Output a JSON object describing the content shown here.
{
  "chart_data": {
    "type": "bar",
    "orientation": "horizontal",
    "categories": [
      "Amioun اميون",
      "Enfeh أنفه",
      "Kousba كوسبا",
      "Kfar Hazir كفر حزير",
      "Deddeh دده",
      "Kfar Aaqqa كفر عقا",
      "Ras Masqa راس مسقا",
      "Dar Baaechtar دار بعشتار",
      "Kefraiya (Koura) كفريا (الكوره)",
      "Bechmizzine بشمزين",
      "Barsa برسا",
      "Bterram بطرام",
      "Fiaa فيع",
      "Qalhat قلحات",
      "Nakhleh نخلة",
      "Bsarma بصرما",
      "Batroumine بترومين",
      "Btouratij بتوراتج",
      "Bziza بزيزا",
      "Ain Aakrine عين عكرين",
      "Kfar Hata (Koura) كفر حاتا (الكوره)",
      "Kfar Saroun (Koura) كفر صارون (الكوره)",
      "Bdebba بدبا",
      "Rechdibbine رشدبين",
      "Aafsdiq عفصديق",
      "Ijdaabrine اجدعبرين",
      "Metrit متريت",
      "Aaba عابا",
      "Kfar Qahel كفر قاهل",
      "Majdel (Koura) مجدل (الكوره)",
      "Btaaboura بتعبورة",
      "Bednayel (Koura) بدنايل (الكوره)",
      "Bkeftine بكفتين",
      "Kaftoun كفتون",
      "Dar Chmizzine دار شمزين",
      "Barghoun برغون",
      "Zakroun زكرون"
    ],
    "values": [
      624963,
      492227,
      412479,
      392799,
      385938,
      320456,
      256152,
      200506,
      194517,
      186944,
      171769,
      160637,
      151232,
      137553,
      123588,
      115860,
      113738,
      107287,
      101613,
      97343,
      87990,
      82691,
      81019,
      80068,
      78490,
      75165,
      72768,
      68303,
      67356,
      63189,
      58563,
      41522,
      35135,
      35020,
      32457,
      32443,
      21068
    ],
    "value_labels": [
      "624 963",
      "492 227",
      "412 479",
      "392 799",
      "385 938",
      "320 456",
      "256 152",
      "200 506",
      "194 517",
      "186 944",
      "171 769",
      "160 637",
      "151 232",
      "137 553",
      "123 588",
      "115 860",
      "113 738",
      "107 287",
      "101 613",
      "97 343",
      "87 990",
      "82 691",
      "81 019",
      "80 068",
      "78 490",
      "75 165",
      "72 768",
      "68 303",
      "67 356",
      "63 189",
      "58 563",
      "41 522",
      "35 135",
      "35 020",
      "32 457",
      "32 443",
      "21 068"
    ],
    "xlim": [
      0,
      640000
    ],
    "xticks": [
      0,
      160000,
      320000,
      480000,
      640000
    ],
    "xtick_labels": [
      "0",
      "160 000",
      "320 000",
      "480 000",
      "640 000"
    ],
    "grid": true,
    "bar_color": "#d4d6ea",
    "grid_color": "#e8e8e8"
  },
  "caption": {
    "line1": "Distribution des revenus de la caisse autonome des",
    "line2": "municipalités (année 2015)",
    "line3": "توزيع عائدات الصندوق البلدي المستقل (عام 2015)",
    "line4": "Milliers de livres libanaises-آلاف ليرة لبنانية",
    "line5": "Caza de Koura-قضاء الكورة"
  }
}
◆ ◆ ◆ ◆ ◆ ◆ ◆
_Required task_
Pick out lines containing the word "Koura", each one as written.

_Response below_
      "Kefraiya (Koura) كفريا (الكوره)",
      "Kfar Hata (Koura) كفر حاتا (الكوره)",
      "Kfar Saroun (Koura) كفر صارون (الكوره)",
      "Majdel (Koura) مجدل (الكوره)",
      "Bednayel (Koura) بدنايل (الكوره)",
    "line5": "Caza de Koura-قضاء الكورة"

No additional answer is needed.